◆ What to do
Can you echo back every line of the material below, word for word and in the same order, leaving out the pictures?

◆ Available data
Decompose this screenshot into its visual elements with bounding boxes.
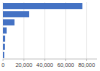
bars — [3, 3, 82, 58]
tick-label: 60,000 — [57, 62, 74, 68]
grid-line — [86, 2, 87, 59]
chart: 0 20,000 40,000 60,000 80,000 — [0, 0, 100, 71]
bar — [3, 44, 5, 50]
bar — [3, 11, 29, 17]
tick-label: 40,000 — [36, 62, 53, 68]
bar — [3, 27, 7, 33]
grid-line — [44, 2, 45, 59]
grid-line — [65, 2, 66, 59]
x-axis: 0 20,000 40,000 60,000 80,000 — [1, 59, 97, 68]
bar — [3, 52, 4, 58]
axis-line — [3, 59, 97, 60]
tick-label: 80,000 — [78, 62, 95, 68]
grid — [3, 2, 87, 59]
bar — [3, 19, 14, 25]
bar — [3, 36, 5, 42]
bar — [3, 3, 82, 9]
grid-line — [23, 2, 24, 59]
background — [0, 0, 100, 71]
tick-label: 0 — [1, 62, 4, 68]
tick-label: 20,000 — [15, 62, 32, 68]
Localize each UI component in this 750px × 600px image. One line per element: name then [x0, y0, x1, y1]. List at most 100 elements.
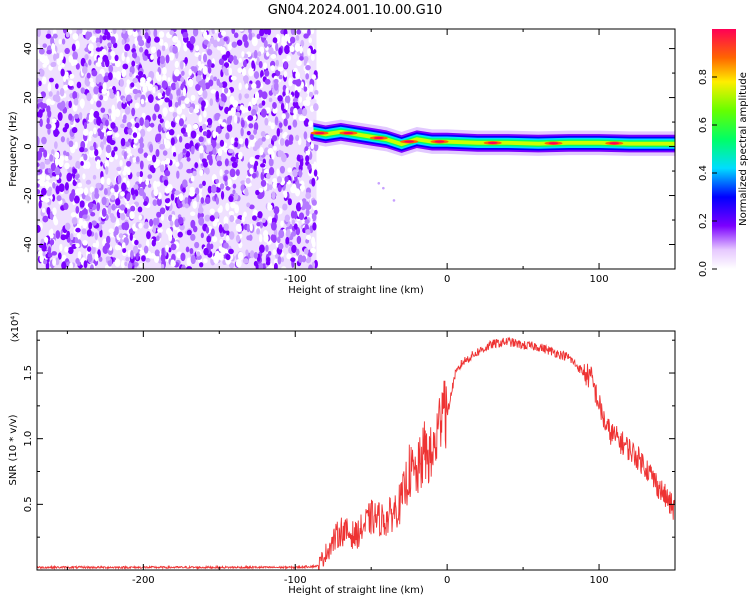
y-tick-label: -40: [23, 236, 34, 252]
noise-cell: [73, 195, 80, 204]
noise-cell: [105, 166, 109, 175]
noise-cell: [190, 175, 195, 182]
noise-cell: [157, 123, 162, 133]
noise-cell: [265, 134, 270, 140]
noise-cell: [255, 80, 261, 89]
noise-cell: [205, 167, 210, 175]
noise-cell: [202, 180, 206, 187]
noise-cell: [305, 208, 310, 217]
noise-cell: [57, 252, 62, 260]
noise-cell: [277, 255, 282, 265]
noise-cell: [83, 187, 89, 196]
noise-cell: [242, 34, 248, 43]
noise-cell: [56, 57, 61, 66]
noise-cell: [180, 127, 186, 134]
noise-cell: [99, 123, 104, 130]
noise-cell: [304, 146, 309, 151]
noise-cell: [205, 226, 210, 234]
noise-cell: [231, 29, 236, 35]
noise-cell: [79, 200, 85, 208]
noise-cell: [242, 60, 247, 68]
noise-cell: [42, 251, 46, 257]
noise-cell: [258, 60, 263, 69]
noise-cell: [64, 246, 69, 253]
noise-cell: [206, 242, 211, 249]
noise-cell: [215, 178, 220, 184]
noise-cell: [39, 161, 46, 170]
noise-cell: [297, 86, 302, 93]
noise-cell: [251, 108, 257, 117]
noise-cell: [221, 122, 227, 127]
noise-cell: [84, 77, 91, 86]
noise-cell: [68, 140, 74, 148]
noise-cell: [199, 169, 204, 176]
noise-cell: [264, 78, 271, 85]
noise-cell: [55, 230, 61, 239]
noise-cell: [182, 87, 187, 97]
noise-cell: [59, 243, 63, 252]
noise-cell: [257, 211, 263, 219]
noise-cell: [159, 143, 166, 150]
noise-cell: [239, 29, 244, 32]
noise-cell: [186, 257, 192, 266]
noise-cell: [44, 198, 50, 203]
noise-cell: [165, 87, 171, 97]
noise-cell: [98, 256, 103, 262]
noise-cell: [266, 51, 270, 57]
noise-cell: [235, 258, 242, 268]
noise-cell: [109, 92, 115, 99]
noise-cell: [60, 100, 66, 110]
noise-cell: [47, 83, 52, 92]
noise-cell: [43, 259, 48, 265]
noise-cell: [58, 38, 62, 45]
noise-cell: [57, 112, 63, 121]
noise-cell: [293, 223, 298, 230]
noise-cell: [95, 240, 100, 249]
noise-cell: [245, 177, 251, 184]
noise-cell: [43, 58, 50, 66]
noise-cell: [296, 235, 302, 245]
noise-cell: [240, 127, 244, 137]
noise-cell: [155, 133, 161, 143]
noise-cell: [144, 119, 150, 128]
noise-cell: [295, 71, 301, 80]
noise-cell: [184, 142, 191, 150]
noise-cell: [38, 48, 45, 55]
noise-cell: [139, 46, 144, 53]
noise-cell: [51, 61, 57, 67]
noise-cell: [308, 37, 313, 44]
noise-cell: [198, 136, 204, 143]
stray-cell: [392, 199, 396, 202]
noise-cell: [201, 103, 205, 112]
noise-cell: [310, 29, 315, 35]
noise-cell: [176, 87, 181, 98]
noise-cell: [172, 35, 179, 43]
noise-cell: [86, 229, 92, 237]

◆ Written solution
Decompose this screenshot into its visual elements with bounding boxes.
bars — [3, 3, 82, 58]
tick-label: 60,000 — [57, 62, 74, 68]
grid-line — [86, 2, 87, 59]
chart: 0 20,000 40,000 60,000 80,000 — [0, 0, 100, 71]
bar — [3, 44, 5, 50]
bar — [3, 11, 29, 17]
tick-label: 40,000 — [36, 62, 53, 68]
bar — [3, 27, 7, 33]
grid-line — [44, 2, 45, 59]
grid-line — [65, 2, 66, 59]
x-axis: 0 20,000 40,000 60,000 80,000 — [1, 59, 97, 68]
bar — [3, 52, 4, 58]
axis-line — [3, 59, 97, 60]
tick-label: 80,000 — [78, 62, 95, 68]
grid — [3, 2, 87, 59]
bar — [3, 19, 14, 25]
bar — [3, 36, 5, 42]
bar — [3, 3, 82, 9]
grid-line — [23, 2, 24, 59]
background — [0, 0, 100, 71]
tick-label: 0 — [1, 62, 4, 68]
tick-label: 20,000 — [15, 62, 32, 68]
Localize each UI component in this 750px × 600px image. One line per element: name then [x0, y0, x1, y1]. List at most 100 elements.
y-tick-label: -40: [23, 236, 34, 252]
noise-cell: [73, 195, 80, 204]
noise-cell: [105, 166, 109, 175]
noise-cell: [190, 175, 195, 182]
noise-cell: [157, 123, 162, 133]
noise-cell: [265, 134, 270, 140]
noise-cell: [255, 80, 261, 89]
noise-cell: [205, 167, 210, 175]
noise-cell: [202, 180, 206, 187]
noise-cell: [305, 208, 310, 217]
noise-cell: [57, 252, 62, 260]
noise-cell: [277, 255, 282, 265]
noise-cell: [83, 187, 89, 196]
noise-cell: [242, 34, 248, 43]
noise-cell: [56, 57, 61, 66]
noise-cell: [180, 127, 186, 134]
noise-cell: [99, 123, 104, 130]
noise-cell: [304, 146, 309, 151]
noise-cell: [205, 226, 210, 234]
noise-cell: [231, 29, 236, 35]
noise-cell: [79, 200, 85, 208]
noise-cell: [242, 60, 247, 68]
noise-cell: [42, 251, 46, 257]
noise-cell: [258, 60, 263, 69]
noise-cell: [64, 246, 69, 253]
noise-cell: [206, 242, 211, 249]
noise-cell: [215, 178, 220, 184]
noise-cell: [39, 161, 46, 170]
noise-cell: [297, 86, 302, 93]
noise-cell: [251, 108, 257, 117]
noise-cell: [221, 122, 227, 127]
noise-cell: [84, 77, 91, 86]
noise-cell: [68, 140, 74, 148]
noise-cell: [199, 169, 204, 176]
noise-cell: [264, 78, 271, 85]
noise-cell: [55, 230, 61, 239]
noise-cell: [182, 87, 187, 97]
noise-cell: [59, 243, 63, 252]
noise-cell: [257, 211, 263, 219]
noise-cell: [159, 143, 166, 150]
noise-cell: [239, 29, 244, 32]
noise-cell: [186, 257, 192, 266]
noise-cell: [44, 198, 50, 203]
noise-cell: [165, 87, 171, 97]
noise-cell: [98, 256, 103, 262]
noise-cell: [266, 51, 270, 57]
noise-cell: [235, 258, 242, 268]
noise-cell: [109, 92, 115, 99]
noise-cell: [60, 100, 66, 110]
noise-cell: [47, 83, 52, 92]
noise-cell: [43, 259, 48, 265]
noise-cell: [58, 38, 62, 45]
noise-cell: [57, 112, 63, 121]
noise-cell: [293, 223, 298, 230]
noise-cell: [95, 240, 100, 249]
noise-cell: [245, 177, 251, 184]
noise-cell: [43, 58, 50, 66]
noise-cell: [296, 235, 302, 245]
noise-cell: [240, 127, 244, 137]
noise-cell: [155, 133, 161, 143]
noise-cell: [144, 119, 150, 128]
noise-cell: [295, 71, 301, 80]
noise-cell: [184, 142, 191, 150]
noise-cell: [38, 48, 45, 55]
noise-cell: [139, 46, 144, 53]
noise-cell: [51, 61, 57, 67]
noise-cell: [308, 37, 313, 44]
noise-cell: [198, 136, 204, 143]
stray-cell: [392, 199, 396, 202]
noise-cell: [201, 103, 205, 112]
noise-cell: [310, 29, 315, 35]
noise-cell: [176, 87, 181, 98]
noise-cell: [172, 35, 179, 43]
noise-cell: [86, 229, 92, 237]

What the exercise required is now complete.